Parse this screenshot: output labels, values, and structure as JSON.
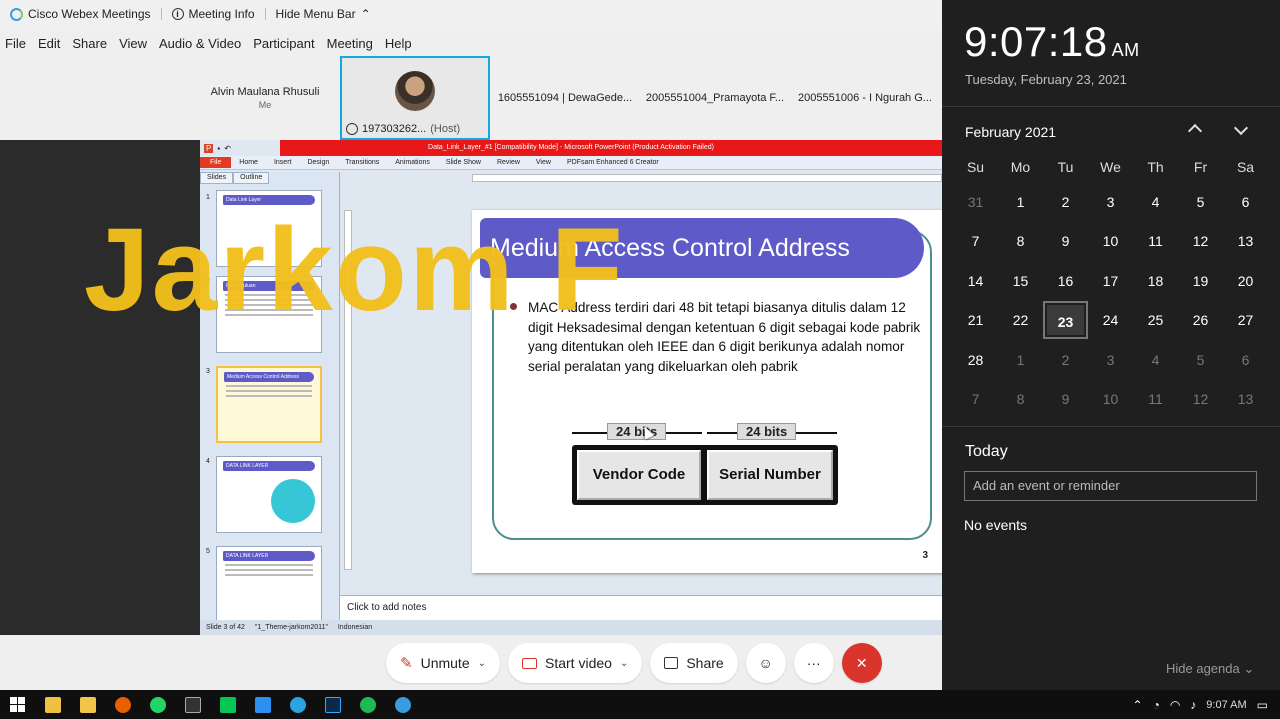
{
  "titlebar": {
    "app_name": "Cisco Webex Meetings",
    "meeting_info": "Meeting Info",
    "hide_menu": "Hide Menu Bar"
  },
  "menu": [
    "File",
    "Edit",
    "Share",
    "View",
    "Audio & Video",
    "Participant",
    "Meeting",
    "Help"
  ],
  "participants": [
    {
      "name": "Alvin Maulana Rhusuli",
      "sub": "Me"
    },
    {
      "name": "197303262...",
      "host": "(Host)"
    },
    {
      "name": "1605551094 | DewaGede..."
    },
    {
      "name": "2005551004_Pramayota F..."
    },
    {
      "name": "2005551006 - I Ngurah G..."
    }
  ],
  "ppt": {
    "window_title": "Data_Link_Layer_#1 [Compatibility Mode] - Microsoft PowerPoint (Product Activation Failed)",
    "tabs": [
      "File",
      "Home",
      "Insert",
      "Design",
      "Transitions",
      "Animations",
      "Slide Show",
      "Review",
      "View",
      "PDFsam Enhanced 6 Creator"
    ],
    "pane_tabs": [
      "Slides",
      "Outline"
    ],
    "thumbs": [
      {
        "num": "1",
        "title": "Data Link Layer"
      },
      {
        "num": "2",
        "title": "Pendahuluan"
      },
      {
        "num": "3",
        "title": "Medium Access Control Address"
      },
      {
        "num": "4",
        "title": "DATA LINK LAYER"
      },
      {
        "num": "5",
        "title": "DATA LINK LAYER"
      }
    ],
    "slide": {
      "title": "Medium Access Control Address",
      "body": "MAC Address terdiri dari 48 bit tetapi biasanya ditulis dalam 12 digit Heksadesimal dengan ketentuan 6 digit sebagai kode pabrik yang ditentukan oleh IEEE dan 6 digit berikunya adalah nomor serial peralatan yang dikeluarkan oleh pabrik",
      "bits_left": "24 bits",
      "bits_right": "24 bits",
      "cell_left": "Vendor Code",
      "cell_right": "Serial Number",
      "page": "3"
    },
    "notes": "Click to add notes",
    "status": {
      "slide": "Slide 3 of 42",
      "theme": "\"1_Theme-jarkom2011\"",
      "lang": "Indonesian"
    }
  },
  "watermark": "Jarkom F",
  "controls": {
    "unmute": "Unmute",
    "start_video": "Start video",
    "share": "Share"
  },
  "flyout": {
    "time": "9:07:18",
    "ampm": "AM",
    "date": "Tuesday, February 23, 2021",
    "month": "February 2021",
    "weekdays": [
      "Su",
      "Mo",
      "Tu",
      "We",
      "Th",
      "Fr",
      "Sa"
    ],
    "weeks": [
      [
        "31",
        "1",
        "2",
        "3",
        "4",
        "5",
        "6"
      ],
      [
        "7",
        "8",
        "9",
        "10",
        "11",
        "12",
        "13"
      ],
      [
        "14",
        "15",
        "16",
        "17",
        "18",
        "19",
        "20"
      ],
      [
        "21",
        "22",
        "23",
        "24",
        "25",
        "26",
        "27"
      ],
      [
        "28",
        "1",
        "2",
        "3",
        "4",
        "5",
        "6"
      ],
      [
        "7",
        "8",
        "9",
        "10",
        "11",
        "12",
        "13"
      ]
    ],
    "today_label": "Today",
    "event_placeholder": "Add an event or reminder",
    "no_events": "No events",
    "hide_agenda": "Hide agenda"
  },
  "taskbar": {
    "time": "9:07 AM"
  },
  "colors": {
    "accent": "#14a8e0",
    "end_call": "#d9352c",
    "slide_title": "#5e5bc9",
    "watermark": "#f2c01c"
  }
}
::::
Leave images out of the retyped records; keep all else exact.

Written answer —
Parse this screenshot: output labels, values, and structure as JSON.
{
  "titlebar": {
    "app_name": "Cisco Webex Meetings",
    "meeting_info": "Meeting Info",
    "hide_menu": "Hide Menu Bar"
  },
  "menu": [
    "File",
    "Edit",
    "Share",
    "View",
    "Audio & Video",
    "Participant",
    "Meeting",
    "Help"
  ],
  "participants": [
    {
      "name": "Alvin Maulana Rhusuli",
      "sub": "Me"
    },
    {
      "name": "197303262...",
      "host": "(Host)"
    },
    {
      "name": "1605551094 | DewaGede..."
    },
    {
      "name": "2005551004_Pramayota F..."
    },
    {
      "name": "2005551006 - I Ngurah G..."
    }
  ],
  "ppt": {
    "window_title": "Data_Link_Layer_#1 [Compatibility Mode] - Microsoft PowerPoint (Product Activation Failed)",
    "tabs": [
      "File",
      "Home",
      "Insert",
      "Design",
      "Transitions",
      "Animations",
      "Slide Show",
      "Review",
      "View",
      "PDFsam Enhanced 6 Creator"
    ],
    "pane_tabs": [
      "Slides",
      "Outline"
    ],
    "thumbs": [
      {
        "num": "1",
        "title": "Data Link Layer"
      },
      {
        "num": "2",
        "title": "Pendahuluan"
      },
      {
        "num": "3",
        "title": "Medium Access Control Address"
      },
      {
        "num": "4",
        "title": "DATA LINK LAYER"
      },
      {
        "num": "5",
        "title": "DATA LINK LAYER"
      }
    ],
    "slide": {
      "title": "Medium Access Control Address",
      "body": "MAC Address terdiri dari 48 bit tetapi biasanya ditulis dalam 12 digit Heksadesimal dengan ketentuan 6 digit sebagai kode pabrik yang ditentukan oleh IEEE dan 6 digit berikunya adalah nomor serial peralatan yang dikeluarkan oleh pabrik",
      "bits_left": "24 bits",
      "bits_right": "24 bits",
      "cell_left": "Vendor Code",
      "cell_right": "Serial Number",
      "page": "3"
    },
    "notes": "Click to add notes",
    "status": {
      "slide": "Slide 3 of 42",
      "theme": "\"1_Theme-jarkom2011\"",
      "lang": "Indonesian"
    }
  },
  "watermark": "Jarkom F",
  "controls": {
    "unmute": "Unmute",
    "start_video": "Start video",
    "share": "Share"
  },
  "flyout": {
    "time": "9:07:18",
    "ampm": "AM",
    "date": "Tuesday, February 23, 2021",
    "month": "February 2021",
    "weekdays": [
      "Su",
      "Mo",
      "Tu",
      "We",
      "Th",
      "Fr",
      "Sa"
    ],
    "weeks": [
      [
        "31",
        "1",
        "2",
        "3",
        "4",
        "5",
        "6"
      ],
      [
        "7",
        "8",
        "9",
        "10",
        "11",
        "12",
        "13"
      ],
      [
        "14",
        "15",
        "16",
        "17",
        "18",
        "19",
        "20"
      ],
      [
        "21",
        "22",
        "23",
        "24",
        "25",
        "26",
        "27"
      ],
      [
        "28",
        "1",
        "2",
        "3",
        "4",
        "5",
        "6"
      ],
      [
        "7",
        "8",
        "9",
        "10",
        "11",
        "12",
        "13"
      ]
    ],
    "today_label": "Today",
    "event_placeholder": "Add an event or reminder",
    "no_events": "No events",
    "hide_agenda": "Hide agenda"
  },
  "taskbar": {
    "time": "9:07 AM"
  },
  "colors": {
    "accent": "#14a8e0",
    "end_call": "#d9352c",
    "slide_title": "#5e5bc9",
    "watermark": "#f2c01c"
  }
}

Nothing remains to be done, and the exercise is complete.